PROBLEM STATEMENT: Please rewrite the records starting at their first line and ending at the line that contains "x-axis-ticks: 0 100k", renaming "series-segment" to "bar-segment" and leaving everything else unchanged. Give only those lines.

>> Begin MATERIAL SUPPLIED

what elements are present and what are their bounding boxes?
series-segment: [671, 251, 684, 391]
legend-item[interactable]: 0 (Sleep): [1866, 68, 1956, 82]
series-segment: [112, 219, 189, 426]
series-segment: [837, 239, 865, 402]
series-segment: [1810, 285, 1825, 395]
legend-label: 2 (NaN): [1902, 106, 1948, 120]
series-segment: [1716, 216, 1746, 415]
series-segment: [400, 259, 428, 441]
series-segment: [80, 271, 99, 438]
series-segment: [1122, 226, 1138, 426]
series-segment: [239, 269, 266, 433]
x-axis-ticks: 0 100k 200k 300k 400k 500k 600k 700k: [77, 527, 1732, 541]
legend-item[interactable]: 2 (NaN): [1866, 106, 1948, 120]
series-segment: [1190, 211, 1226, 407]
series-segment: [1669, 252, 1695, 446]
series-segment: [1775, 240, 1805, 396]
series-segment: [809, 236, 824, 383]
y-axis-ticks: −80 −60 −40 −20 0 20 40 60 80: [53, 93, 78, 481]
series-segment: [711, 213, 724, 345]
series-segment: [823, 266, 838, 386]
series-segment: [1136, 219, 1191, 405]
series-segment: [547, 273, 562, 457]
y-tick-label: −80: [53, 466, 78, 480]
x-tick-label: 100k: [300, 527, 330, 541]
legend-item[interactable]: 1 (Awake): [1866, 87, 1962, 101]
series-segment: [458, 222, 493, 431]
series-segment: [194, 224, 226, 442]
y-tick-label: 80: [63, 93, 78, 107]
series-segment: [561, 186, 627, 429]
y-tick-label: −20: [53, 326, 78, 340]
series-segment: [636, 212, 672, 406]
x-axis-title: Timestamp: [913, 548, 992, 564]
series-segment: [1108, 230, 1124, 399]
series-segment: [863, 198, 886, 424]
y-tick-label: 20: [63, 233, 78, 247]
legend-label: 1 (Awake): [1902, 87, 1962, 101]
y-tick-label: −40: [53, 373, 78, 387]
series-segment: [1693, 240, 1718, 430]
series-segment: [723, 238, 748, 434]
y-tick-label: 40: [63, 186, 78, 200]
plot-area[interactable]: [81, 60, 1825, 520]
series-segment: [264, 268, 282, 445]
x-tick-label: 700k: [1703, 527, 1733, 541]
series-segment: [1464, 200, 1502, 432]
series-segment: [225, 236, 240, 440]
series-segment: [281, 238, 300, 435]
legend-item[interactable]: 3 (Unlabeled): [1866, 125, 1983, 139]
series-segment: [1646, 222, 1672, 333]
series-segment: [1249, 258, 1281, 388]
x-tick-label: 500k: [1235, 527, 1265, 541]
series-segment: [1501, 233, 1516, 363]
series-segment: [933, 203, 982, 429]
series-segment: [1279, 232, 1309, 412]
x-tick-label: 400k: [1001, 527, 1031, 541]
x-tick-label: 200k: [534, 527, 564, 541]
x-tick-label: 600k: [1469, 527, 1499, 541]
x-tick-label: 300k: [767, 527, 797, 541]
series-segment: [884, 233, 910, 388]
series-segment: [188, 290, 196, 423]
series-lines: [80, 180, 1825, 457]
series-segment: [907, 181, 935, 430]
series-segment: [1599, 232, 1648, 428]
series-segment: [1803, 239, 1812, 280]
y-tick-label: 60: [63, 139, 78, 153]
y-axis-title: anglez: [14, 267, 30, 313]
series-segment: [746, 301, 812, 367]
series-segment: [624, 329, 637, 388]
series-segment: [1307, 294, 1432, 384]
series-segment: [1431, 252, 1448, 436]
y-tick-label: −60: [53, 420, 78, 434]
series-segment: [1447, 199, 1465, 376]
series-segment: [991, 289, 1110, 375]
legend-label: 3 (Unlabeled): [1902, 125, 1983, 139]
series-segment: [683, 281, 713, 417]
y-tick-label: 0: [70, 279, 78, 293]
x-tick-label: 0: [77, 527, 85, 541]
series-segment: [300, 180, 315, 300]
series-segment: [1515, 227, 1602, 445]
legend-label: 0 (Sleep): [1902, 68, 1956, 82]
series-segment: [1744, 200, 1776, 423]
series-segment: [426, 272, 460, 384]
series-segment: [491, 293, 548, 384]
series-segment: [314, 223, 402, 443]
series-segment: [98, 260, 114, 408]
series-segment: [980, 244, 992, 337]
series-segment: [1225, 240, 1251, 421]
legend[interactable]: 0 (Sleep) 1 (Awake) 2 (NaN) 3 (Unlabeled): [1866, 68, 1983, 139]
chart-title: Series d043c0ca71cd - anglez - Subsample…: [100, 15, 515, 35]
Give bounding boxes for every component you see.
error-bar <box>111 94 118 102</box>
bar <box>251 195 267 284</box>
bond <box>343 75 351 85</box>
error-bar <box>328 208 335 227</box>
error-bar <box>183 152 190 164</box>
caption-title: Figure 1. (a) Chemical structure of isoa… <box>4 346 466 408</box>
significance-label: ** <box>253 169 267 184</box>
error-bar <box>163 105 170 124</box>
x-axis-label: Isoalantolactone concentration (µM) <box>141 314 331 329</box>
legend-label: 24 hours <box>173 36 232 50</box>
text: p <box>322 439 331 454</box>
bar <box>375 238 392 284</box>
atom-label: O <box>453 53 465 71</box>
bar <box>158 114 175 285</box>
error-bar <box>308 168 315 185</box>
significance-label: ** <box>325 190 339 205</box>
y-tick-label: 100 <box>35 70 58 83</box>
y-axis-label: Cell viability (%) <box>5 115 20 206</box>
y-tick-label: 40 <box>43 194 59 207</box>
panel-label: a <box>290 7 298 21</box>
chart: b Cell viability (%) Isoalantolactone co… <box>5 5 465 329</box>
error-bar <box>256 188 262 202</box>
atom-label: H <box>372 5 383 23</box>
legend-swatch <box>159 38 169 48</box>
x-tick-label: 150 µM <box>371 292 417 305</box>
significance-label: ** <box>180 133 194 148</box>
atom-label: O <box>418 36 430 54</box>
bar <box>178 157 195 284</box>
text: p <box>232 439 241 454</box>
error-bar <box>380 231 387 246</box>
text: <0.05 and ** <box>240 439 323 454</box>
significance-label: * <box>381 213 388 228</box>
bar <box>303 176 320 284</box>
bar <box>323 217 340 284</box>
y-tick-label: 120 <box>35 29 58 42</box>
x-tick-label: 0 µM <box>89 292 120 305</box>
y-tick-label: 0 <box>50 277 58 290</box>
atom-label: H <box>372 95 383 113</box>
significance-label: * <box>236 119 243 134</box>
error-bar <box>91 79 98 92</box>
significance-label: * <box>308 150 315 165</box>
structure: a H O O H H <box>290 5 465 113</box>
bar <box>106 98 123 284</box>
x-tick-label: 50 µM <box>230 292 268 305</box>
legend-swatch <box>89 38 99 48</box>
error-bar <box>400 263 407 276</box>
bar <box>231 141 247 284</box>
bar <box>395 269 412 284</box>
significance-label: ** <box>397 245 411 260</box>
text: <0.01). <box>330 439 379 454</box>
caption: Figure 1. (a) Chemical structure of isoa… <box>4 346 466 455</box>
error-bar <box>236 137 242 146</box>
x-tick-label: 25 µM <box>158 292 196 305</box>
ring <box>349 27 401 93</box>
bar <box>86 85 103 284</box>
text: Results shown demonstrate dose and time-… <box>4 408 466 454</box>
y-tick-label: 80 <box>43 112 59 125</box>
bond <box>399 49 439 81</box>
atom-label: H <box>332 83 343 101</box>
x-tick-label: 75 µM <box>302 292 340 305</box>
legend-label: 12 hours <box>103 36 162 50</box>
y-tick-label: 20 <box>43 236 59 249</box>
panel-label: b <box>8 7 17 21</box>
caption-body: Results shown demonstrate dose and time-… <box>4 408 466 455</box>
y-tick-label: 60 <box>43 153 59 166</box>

>> End MATERIAL SUPPLIED

OUTPUT OF THE TASK:
what elements are present and what are their bounding boxes?
bar-segment: [671, 251, 684, 391]
legend-item[interactable]: 0 (Sleep): [1866, 68, 1956, 82]
bar-segment: [112, 219, 189, 426]
bar-segment: [837, 239, 865, 402]
bar-segment: [1810, 285, 1825, 395]
legend-label: 2 (NaN): [1902, 106, 1948, 120]
bar-segment: [1716, 216, 1746, 415]
bar-segment: [400, 259, 428, 441]
bar-segment: [80, 271, 99, 438]
bar-segment: [1122, 226, 1138, 426]
bar-segment: [239, 269, 266, 433]
x-axis-ticks: 0 100k 200k 300k 400k 500k 600k 700k: [77, 527, 1732, 541]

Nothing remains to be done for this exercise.